> **Work to do**
Below are some records: retype them all exactly, but not the pictures.

> **Task data**
---

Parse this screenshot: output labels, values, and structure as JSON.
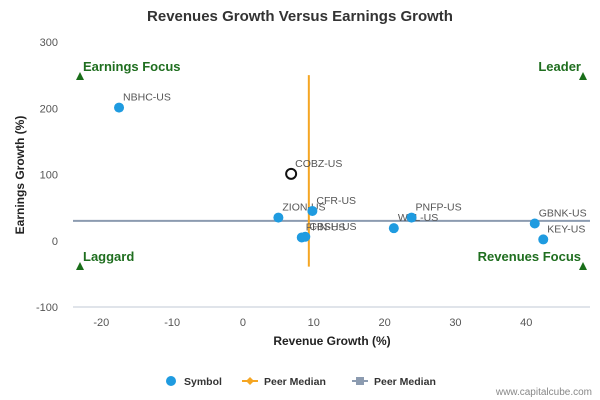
{
  "chart_data": {
    "type": "scatter",
    "title": "Revenues Growth Versus Earnings Growth",
    "xlabel": "Revenue Growth (%)",
    "ylabel": "Earnings Growth (%)",
    "xlim": [
      -24,
      49
    ],
    "ylim": [
      -100,
      300
    ],
    "x_ticks": [
      -20,
      -10,
      0,
      10,
      20,
      30,
      40
    ],
    "y_ticks": [
      -100,
      0,
      100,
      200,
      300
    ],
    "grid": false,
    "series": [
      {
        "name": "Symbol",
        "color": "#1f9be0",
        "points": [
          {
            "label": "NBHC-US",
            "x": -17.5,
            "y": 201
          },
          {
            "label": "ZION-US",
            "x": 5.0,
            "y": 35
          },
          {
            "label": "CFR-US",
            "x": 9.8,
            "y": 45
          },
          {
            "label": "FHN-US",
            "x": 8.3,
            "y": 5
          },
          {
            "label": "CBSH-US",
            "x": 8.8,
            "y": 6
          },
          {
            "label": "WAL-US",
            "x": 21.3,
            "y": 19
          },
          {
            "label": "PNFP-US",
            "x": 23.8,
            "y": 35
          },
          {
            "label": "GBNK-US",
            "x": 41.2,
            "y": 26
          },
          {
            "label": "KEY-US",
            "x": 42.4,
            "y": 2
          }
        ]
      }
    ],
    "highlight": {
      "label": "COBZ-US",
      "x": 6.8,
      "y": 101
    },
    "peer_median": {
      "name": "Peer Median",
      "revenue_growth_x": 9.3,
      "earnings_growth_y": 30,
      "vertical_color": "#f5a623",
      "horizontal_color": "#8c9bb0",
      "vertical_y_range": [
        -39,
        250
      ],
      "horizontal_x_range": [
        -24,
        49
      ]
    },
    "quadrants": {
      "top_left": "Earnings Focus",
      "top_right": "Leader",
      "bottom_left": "Laggard",
      "bottom_right": "Revenues Focus"
    },
    "legend": {
      "placement": "bottom",
      "items": [
        {
          "label": "Symbol",
          "marker": "circle",
          "color": "#1f9be0"
        },
        {
          "label": "Peer Median",
          "marker": "diamond-line",
          "color": "#f5a623"
        },
        {
          "label": "Peer Median",
          "marker": "square-line",
          "color": "#8c9bb0"
        }
      ]
    },
    "credit": "www.capitalcube.com",
    "quadrant_marker_color": "#1a6e1a"
  }
}
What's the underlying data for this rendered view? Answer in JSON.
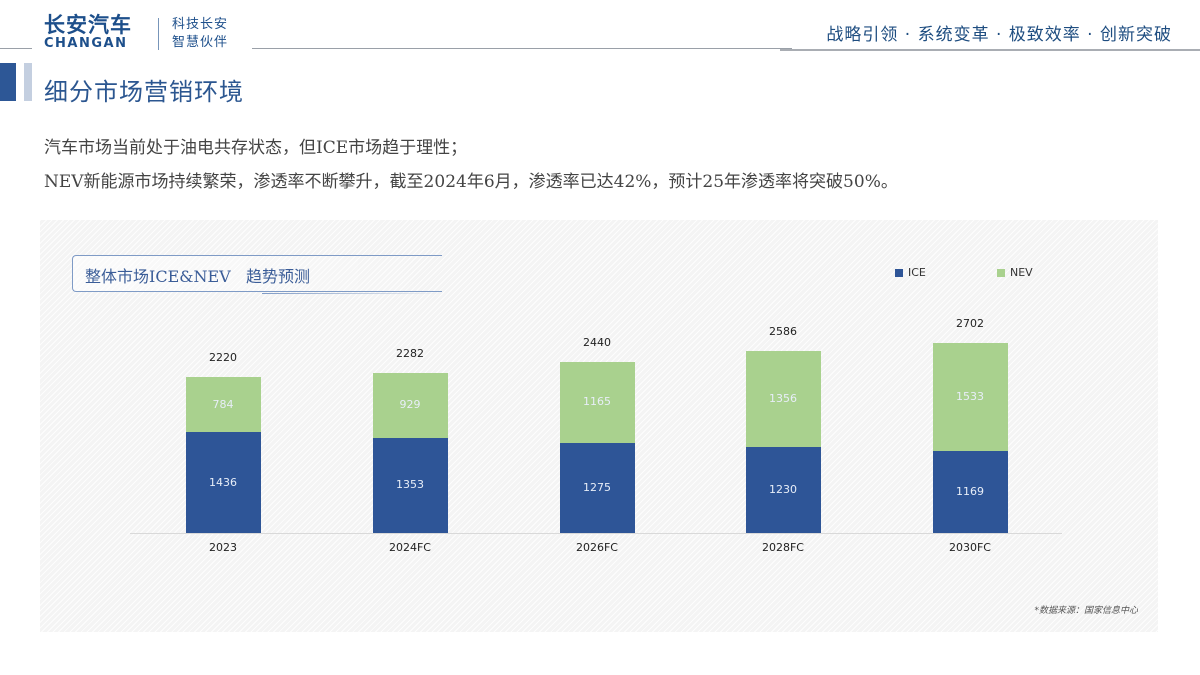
{
  "header": {
    "logo_cn": "长安汽车",
    "logo_en": "CHANGAN",
    "slogan_line1": "科技长安",
    "slogan_line2": "智慧伙伴",
    "motto": "战略引领 · 系统变革 · 极致效率 · 创新突破"
  },
  "page": {
    "title": "细分市场营销环境",
    "paragraph1": "汽车市场当前处于油电共存状态，但ICE市场趋于理性；",
    "paragraph2": "NEV新能源市场持续繁荣，渗透率不断攀升，截至2024年6月，渗透率已达42%，预计25年渗透率将突破50%。"
  },
  "colors": {
    "brand_blue": "#1d4f8b",
    "ice": "#2e5597",
    "nev": "#a9d18e"
  },
  "chart_data": {
    "type": "bar",
    "stacked": true,
    "title": "整体市场ICE&NEV   趋势预测",
    "categories": [
      "2023",
      "2024FC",
      "2026FC",
      "2028FC",
      "2030FC"
    ],
    "series": [
      {
        "name": "ICE",
        "color": "#2e5597",
        "values": [
          1436,
          1353,
          1275,
          1230,
          1169
        ]
      },
      {
        "name": "NEV",
        "color": "#a9d18e",
        "values": [
          784,
          929,
          1165,
          1356,
          1533
        ]
      }
    ],
    "totals": [
      2220,
      2282,
      2440,
      2586,
      2702
    ],
    "xlabel": "",
    "ylabel": "",
    "ylim": [
      0,
      2900
    ],
    "grid": false,
    "legend_position": "top-right",
    "source_note": "*数据来源：国家信息中心"
  },
  "chart": {
    "legend": [
      {
        "label": "ICE"
      },
      {
        "label": "NEV"
      }
    ],
    "bars": [
      {
        "category": "2023",
        "ice": "1436",
        "nev": "784",
        "total": "2220"
      },
      {
        "category": "2024FC",
        "ice": "1353",
        "nev": "929",
        "total": "2282"
      },
      {
        "category": "2026FC",
        "ice": "1275",
        "nev": "1165",
        "total": "2440"
      },
      {
        "category": "2028FC",
        "ice": "1230",
        "nev": "1356",
        "total": "2586"
      },
      {
        "category": "2030FC",
        "ice": "1169",
        "nev": "1533",
        "total": "2702"
      }
    ]
  }
}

---

> **Result below**
Parse this screenshot: output labels, values, and structure as JSON.
{
  "chart_data": {
    "type": "scatter",
    "title": "Revenues Growth Versus Earnings Growth",
    "xlabel": "Revenue Growth (%)",
    "ylabel": "Earnings Growth (%)",
    "xlim": [
      -24,
      49
    ],
    "ylim": [
      -100,
      300
    ],
    "x_ticks": [
      -20,
      -10,
      0,
      10,
      20,
      30,
      40
    ],
    "y_ticks": [
      -100,
      0,
      100,
      200,
      300
    ],
    "grid": false,
    "series": [
      {
        "name": "Symbol",
        "color": "#1f9be0",
        "points": [
          {
            "label": "NBHC-US",
            "x": -17.5,
            "y": 201
          },
          {
            "label": "ZION-US",
            "x": 5.0,
            "y": 35
          },
          {
            "label": "CFR-US",
            "x": 9.8,
            "y": 45
          },
          {
            "label": "FHN-US",
            "x": 8.3,
            "y": 5
          },
          {
            "label": "CBSH-US",
            "x": 8.8,
            "y": 6
          },
          {
            "label": "WAL-US",
            "x": 21.3,
            "y": 19
          },
          {
            "label": "PNFP-US",
            "x": 23.8,
            "y": 35
          },
          {
            "label": "GBNK-US",
            "x": 41.2,
            "y": 26
          },
          {
            "label": "KEY-US",
            "x": 42.4,
            "y": 2
          }
        ]
      }
    ],
    "highlight": {
      "label": "COBZ-US",
      "x": 6.8,
      "y": 101
    },
    "peer_median": {
      "name": "Peer Median",
      "revenue_growth_x": 9.3,
      "earnings_growth_y": 30,
      "vertical_color": "#f5a623",
      "horizontal_color": "#8c9bb0",
      "vertical_y_range": [
        -39,
        250
      ],
      "horizontal_x_range": [
        -24,
        49
      ]
    },
    "quadrants": {
      "top_left": "Earnings Focus",
      "top_right": "Leader",
      "bottom_left": "Laggard",
      "bottom_right": "Revenues Focus"
    },
    "legend": {
      "placement": "bottom",
      "items": [
        {
          "label": "Symbol",
          "marker": "circle",
          "color": "#1f9be0"
        },
        {
          "label": "Peer Median",
          "marker": "diamond-line",
          "color": "#f5a623"
        },
        {
          "label": "Peer Median",
          "marker": "square-line",
          "color": "#8c9bb0"
        }
      ]
    },
    "credit": "www.capitalcube.com",
    "quadrant_marker_color": "#1a6e1a"
  }
}
What's the underlying data for this rendered view? Answer in JSON.
{
  "header": {
    "logo_cn": "长安汽车",
    "logo_en": "CHANGAN",
    "slogan_line1": "科技长安",
    "slogan_line2": "智慧伙伴",
    "motto": "战略引领 · 系统变革 · 极致效率 · 创新突破"
  },
  "page": {
    "title": "细分市场营销环境",
    "paragraph1": "汽车市场当前处于油电共存状态，但ICE市场趋于理性；",
    "paragraph2": "NEV新能源市场持续繁荣，渗透率不断攀升，截至2024年6月，渗透率已达42%，预计25年渗透率将突破50%。"
  },
  "colors": {
    "brand_blue": "#1d4f8b",
    "ice": "#2e5597",
    "nev": "#a9d18e"
  },
  "chart_data": {
    "type": "bar",
    "stacked": true,
    "title": "整体市场ICE&NEV   趋势预测",
    "categories": [
      "2023",
      "2024FC",
      "2026FC",
      "2028FC",
      "2030FC"
    ],
    "series": [
      {
        "name": "ICE",
        "color": "#2e5597",
        "values": [
          1436,
          1353,
          1275,
          1230,
          1169
        ]
      },
      {
        "name": "NEV",
        "color": "#a9d18e",
        "values": [
          784,
          929,
          1165,
          1356,
          1533
        ]
      }
    ],
    "totals": [
      2220,
      2282,
      2440,
      2586,
      2702
    ],
    "xlabel": "",
    "ylabel": "",
    "ylim": [
      0,
      2900
    ],
    "grid": false,
    "legend_position": "top-right",
    "source_note": "*数据来源：国家信息中心"
  },
  "chart": {
    "legend": [
      {
        "label": "ICE"
      },
      {
        "label": "NEV"
      }
    ],
    "bars": [
      {
        "category": "2023",
        "ice": "1436",
        "nev": "784",
        "total": "2220"
      },
      {
        "category": "2024FC",
        "ice": "1353",
        "nev": "929",
        "total": "2282"
      },
      {
        "category": "2026FC",
        "ice": "1275",
        "nev": "1165",
        "total": "2440"
      },
      {
        "category": "2028FC",
        "ice": "1230",
        "nev": "1356",
        "total": "2586"
      },
      {
        "category": "2030FC",
        "ice": "1169",
        "nev": "1533",
        "total": "2702"
      }
    ]
  }
}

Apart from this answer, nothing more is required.